# ОТРЫВОК

--- --- ---

Новокузнецк пассажирский

Луиза Мессеро
Утром поезд прибудет в пункт назначения. Станция Новокузнецк-пассажирский.
От тоски и духоты мозги слипались. На третьи сутки пути в невыносимой духоте (работы, заявленных в билетах кондиционеров, не ощущалось абсолютно) постоянная качка не доводила разве что до приступов тошноты и рвоты. Железнодорожное полотно напоминает обычную автодорогу. Ямы и ухабы. Вагон мотает, как автоприцеп КАМАЗа. Почему на торце нет надписи «Занос в сторону один метр!» остаётся загадкой. Одно успокаивает: враг не доберётся к нам и по железной дороге. Смутно вспоминается что-то о турбулентности и воздушных ямах… И там??? Господи, Ты воистину бережешь Россию. Как иначе объяснить такое количество препятствий и неудобств, возникающих при любой попытке передвижения по территории родной страны?

Ну, что ж, путь из Новокузнецка до Москвы мне не понравился. Чего не скажешь об обратном пути. Дорога до родного города стала сущей пыткой. слово «понравилось» даже с частицей «не» здесь не выразит и малейшей доли моих эмоций невероятно негативных, удручающих, гнетущих. Слава Богу, что пребывание в самой Москве было наполнено радостными встречами, счастливыми минутами, удивительными открытиями и просто приятными моментами.
Конечно, прибытие на перрон Казанского вокзала. Володя ждал, как и обещал. Со свёртком моих книг и дипломов. Я улыбалась. Безумно приятно не ошибиться в друзьях.

--- --- ---

Записи визуальной разметки:
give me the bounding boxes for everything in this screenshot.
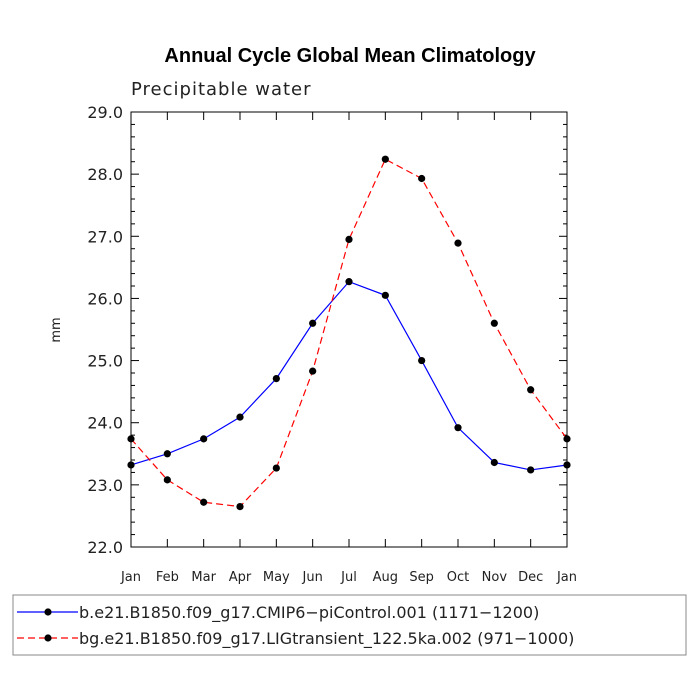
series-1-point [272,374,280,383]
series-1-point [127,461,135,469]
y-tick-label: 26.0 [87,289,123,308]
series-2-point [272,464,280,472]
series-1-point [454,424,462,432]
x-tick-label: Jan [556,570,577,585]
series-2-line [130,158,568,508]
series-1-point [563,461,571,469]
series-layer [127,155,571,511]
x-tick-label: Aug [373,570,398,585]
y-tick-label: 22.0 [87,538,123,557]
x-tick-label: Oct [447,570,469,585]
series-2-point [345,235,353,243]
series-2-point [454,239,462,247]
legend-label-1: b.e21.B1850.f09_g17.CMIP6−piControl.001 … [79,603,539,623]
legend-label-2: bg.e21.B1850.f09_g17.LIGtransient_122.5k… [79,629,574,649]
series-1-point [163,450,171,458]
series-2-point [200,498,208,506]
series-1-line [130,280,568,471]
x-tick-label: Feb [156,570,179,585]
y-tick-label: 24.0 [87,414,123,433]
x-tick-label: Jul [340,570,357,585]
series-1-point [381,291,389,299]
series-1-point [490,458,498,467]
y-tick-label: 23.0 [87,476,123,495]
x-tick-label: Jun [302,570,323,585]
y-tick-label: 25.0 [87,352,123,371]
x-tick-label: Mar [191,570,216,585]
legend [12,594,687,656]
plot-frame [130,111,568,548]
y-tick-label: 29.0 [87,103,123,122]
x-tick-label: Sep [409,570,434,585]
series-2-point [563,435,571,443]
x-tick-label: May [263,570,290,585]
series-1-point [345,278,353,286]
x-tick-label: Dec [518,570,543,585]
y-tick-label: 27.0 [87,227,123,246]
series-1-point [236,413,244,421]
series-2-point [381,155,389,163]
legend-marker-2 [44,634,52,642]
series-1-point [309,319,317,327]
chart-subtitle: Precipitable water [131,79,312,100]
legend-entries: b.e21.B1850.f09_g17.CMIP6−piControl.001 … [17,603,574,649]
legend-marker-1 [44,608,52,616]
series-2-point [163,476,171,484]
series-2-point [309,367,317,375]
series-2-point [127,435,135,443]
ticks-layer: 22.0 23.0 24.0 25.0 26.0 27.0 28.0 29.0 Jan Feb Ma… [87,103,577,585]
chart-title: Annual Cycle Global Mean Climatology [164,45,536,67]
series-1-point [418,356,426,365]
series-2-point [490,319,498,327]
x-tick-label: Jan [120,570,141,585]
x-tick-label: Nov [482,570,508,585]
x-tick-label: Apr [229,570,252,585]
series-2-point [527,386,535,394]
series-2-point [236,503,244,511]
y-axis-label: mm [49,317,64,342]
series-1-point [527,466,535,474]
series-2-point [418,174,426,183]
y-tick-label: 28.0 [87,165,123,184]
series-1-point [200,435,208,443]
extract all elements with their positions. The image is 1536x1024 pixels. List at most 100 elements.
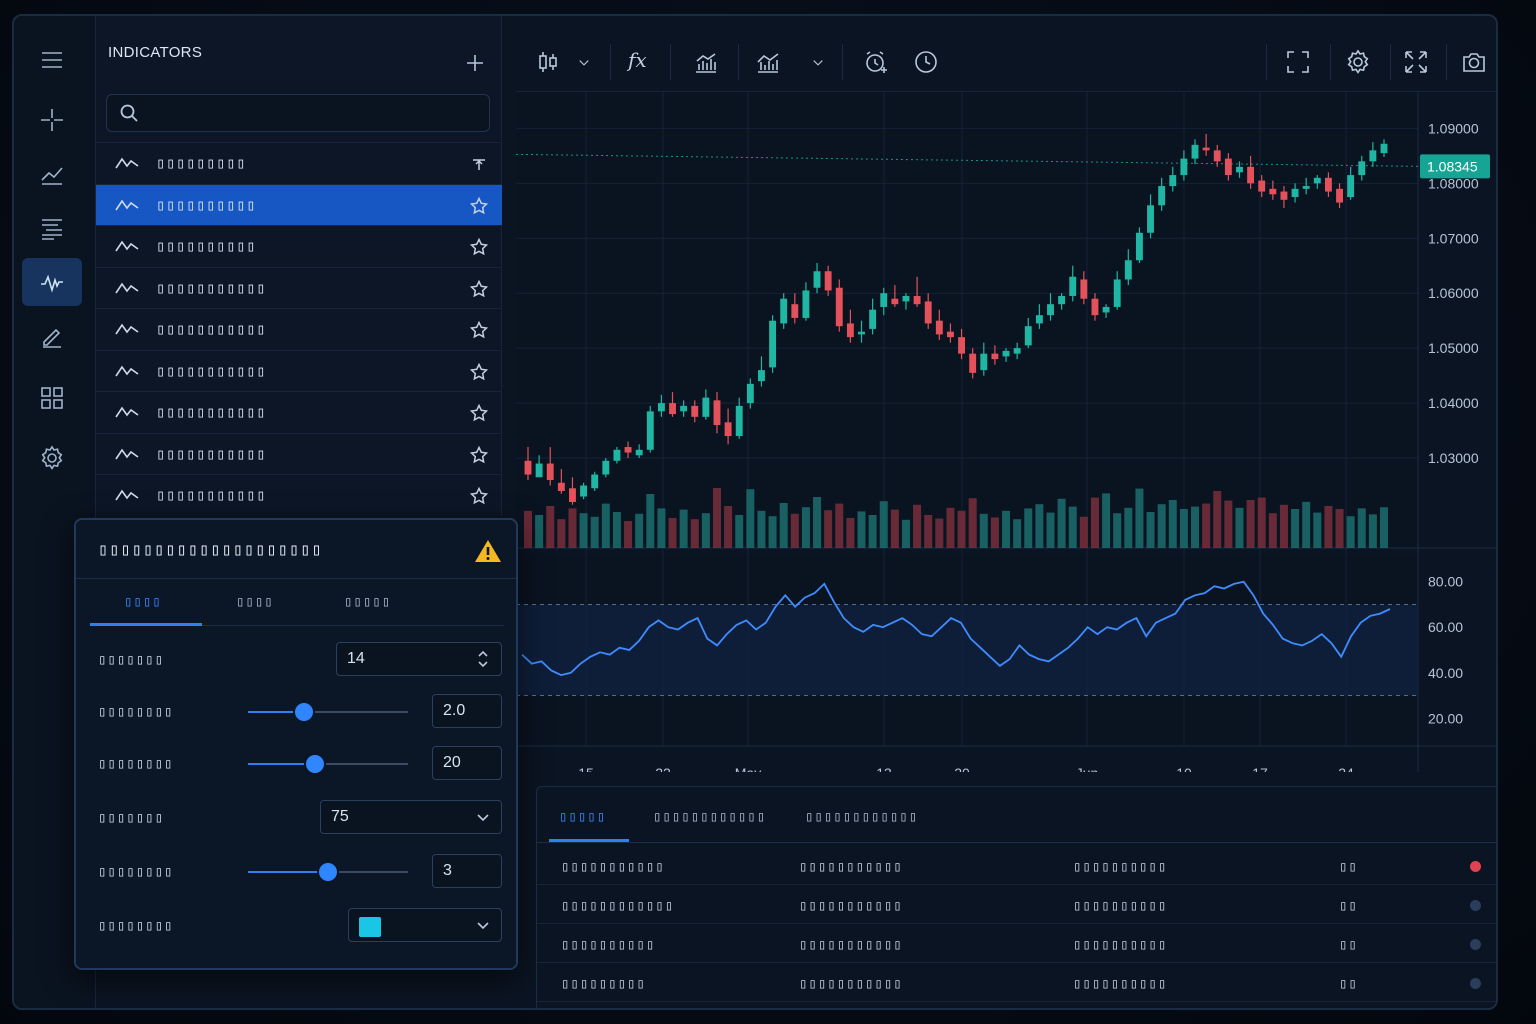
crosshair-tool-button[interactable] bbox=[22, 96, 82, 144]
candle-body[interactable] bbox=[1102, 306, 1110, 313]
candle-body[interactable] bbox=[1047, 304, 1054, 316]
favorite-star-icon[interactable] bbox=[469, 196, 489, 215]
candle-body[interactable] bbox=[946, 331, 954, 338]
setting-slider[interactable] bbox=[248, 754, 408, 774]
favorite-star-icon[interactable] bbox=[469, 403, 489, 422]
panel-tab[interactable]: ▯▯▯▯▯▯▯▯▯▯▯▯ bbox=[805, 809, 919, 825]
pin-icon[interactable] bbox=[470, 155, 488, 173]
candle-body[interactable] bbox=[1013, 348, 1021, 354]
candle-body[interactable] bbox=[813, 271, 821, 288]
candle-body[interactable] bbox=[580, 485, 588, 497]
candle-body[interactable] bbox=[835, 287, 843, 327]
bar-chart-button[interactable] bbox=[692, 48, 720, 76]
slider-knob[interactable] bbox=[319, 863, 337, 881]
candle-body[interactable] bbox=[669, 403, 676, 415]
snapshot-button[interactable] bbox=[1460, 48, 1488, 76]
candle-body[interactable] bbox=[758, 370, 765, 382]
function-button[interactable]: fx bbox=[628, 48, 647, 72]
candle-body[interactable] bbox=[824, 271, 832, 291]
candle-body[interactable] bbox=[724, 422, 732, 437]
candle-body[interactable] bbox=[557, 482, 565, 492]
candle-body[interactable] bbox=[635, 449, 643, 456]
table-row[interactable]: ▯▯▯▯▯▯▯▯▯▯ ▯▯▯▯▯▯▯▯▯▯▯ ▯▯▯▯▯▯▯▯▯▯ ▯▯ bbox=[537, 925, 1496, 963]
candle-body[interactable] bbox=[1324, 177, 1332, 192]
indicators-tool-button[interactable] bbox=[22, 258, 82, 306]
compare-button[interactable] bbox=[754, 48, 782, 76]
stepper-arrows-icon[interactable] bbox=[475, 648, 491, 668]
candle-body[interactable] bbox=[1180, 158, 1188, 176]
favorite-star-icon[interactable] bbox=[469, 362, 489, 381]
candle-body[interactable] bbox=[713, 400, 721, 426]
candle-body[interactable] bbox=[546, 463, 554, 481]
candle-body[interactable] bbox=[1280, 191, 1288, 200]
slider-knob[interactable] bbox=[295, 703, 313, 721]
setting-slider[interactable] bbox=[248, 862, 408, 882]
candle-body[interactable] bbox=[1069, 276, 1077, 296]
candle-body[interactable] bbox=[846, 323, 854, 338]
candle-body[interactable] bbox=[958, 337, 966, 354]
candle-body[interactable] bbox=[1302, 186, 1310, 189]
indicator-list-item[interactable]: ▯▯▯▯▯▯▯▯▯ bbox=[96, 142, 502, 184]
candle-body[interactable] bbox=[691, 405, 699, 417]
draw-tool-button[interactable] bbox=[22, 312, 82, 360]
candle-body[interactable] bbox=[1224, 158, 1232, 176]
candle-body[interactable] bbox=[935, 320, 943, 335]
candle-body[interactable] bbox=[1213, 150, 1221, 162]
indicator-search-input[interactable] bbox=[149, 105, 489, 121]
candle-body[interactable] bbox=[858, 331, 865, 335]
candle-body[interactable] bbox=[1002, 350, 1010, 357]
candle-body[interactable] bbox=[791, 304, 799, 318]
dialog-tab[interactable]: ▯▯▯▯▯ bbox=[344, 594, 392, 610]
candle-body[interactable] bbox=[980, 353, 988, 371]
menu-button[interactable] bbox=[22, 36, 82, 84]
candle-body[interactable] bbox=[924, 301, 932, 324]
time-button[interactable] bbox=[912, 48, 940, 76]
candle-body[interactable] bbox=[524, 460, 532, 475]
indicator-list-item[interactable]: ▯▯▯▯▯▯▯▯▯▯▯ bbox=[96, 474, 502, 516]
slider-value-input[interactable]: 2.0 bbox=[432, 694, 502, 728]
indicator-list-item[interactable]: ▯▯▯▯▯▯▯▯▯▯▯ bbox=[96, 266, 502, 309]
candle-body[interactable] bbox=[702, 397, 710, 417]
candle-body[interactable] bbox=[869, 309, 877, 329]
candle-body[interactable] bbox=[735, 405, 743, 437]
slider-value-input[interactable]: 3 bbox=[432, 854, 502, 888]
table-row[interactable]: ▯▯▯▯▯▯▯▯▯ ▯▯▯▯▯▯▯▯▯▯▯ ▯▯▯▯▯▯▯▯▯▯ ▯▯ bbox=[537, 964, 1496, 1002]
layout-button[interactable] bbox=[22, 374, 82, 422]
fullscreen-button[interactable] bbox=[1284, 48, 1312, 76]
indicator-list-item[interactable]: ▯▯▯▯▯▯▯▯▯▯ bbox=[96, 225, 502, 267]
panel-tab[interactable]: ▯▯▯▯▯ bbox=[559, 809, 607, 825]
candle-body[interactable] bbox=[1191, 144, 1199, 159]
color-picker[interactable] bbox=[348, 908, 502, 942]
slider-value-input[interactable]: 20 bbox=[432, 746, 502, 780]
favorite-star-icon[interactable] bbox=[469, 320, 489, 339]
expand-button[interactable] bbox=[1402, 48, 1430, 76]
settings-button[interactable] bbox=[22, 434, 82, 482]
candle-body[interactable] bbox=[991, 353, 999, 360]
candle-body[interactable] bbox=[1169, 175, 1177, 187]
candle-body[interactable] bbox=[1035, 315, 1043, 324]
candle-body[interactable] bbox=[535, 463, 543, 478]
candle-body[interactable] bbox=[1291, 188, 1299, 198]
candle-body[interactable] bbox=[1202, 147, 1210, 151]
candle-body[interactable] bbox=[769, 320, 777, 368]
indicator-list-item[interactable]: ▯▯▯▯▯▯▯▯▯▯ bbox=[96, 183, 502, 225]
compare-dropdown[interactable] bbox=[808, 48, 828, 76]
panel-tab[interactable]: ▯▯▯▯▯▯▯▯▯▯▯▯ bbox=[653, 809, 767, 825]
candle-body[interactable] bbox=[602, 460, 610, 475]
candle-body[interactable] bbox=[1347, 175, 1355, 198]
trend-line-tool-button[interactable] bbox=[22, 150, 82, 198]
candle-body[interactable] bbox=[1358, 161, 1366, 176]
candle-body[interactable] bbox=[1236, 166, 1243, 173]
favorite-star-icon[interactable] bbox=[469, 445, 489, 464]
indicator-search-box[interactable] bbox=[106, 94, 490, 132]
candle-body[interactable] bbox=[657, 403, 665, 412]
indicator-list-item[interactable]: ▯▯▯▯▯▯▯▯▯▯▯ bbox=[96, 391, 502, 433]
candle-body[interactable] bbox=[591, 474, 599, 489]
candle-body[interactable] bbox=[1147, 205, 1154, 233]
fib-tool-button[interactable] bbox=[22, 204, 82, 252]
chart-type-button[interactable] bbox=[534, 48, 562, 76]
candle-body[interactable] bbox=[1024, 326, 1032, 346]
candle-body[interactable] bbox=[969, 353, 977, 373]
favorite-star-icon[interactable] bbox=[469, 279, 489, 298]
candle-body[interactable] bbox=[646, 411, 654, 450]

--- --- ---

# ПИСЬМЕННОЕ ЗАДАНИЕ A
Кто ждал на перроне Казанского вокзала, согласно отрывку о поездке в Москву?
# ПИСЬМЕННОЕ ЗАДАНИЕ B
Переведите на английский предложение из отрывка о поездке в Москву: «Володя ждал, как и обещал».
# ПИСЬМЕННОЕ ЗАДАНИЕ C
Продолжите отрывок о поездке в Москву и обратно с того места, где он заканчивается.

# ОТВЕТ A
Володя.

# ОТВЕТ B
Volodya was waiting, as he had promised.

# ОТВЕТ C
Потом Катюша. Она просто фейерверк энергии и приключений. Но самое главное, она, подобно доброй феи из старой сказки ведёт меня сначала  в студенческий театр МГИМО на Чехова. Чудные водевили. Приятные и нежные. Отлично сыгранные. В просторном, но наполненном зрителями, зале. А на следующий день мы на Таганке. Та самая сказка, которая могла бы никогда в жизни не свершиться, но уже совершается, потому что хрустальные туфельки уже надеты и обратного пути нет. И не важно что у этих туфелек размер 40 и каблук 15 сантиметров. Главное – начинается «Добрый человек из Сезуана»…  А перед спектаклем мы успели  побродить по театру и посмотреть видеопроекцию кабинета Ю. Любимова. Услышать людей, которые оставили свои росчерки на его стенах. В том числе и нашего обожаемого Семёныча.
 И опять эмоции опережают наши возможности выразить их.  Всё равно . я, Володя и сама Катюша были счастливы. Ещё бы это было не так. Когда радость встречи умножается на соприкосновение с духом Высоцкого  и возводится в квадрат от ощущения Таганки.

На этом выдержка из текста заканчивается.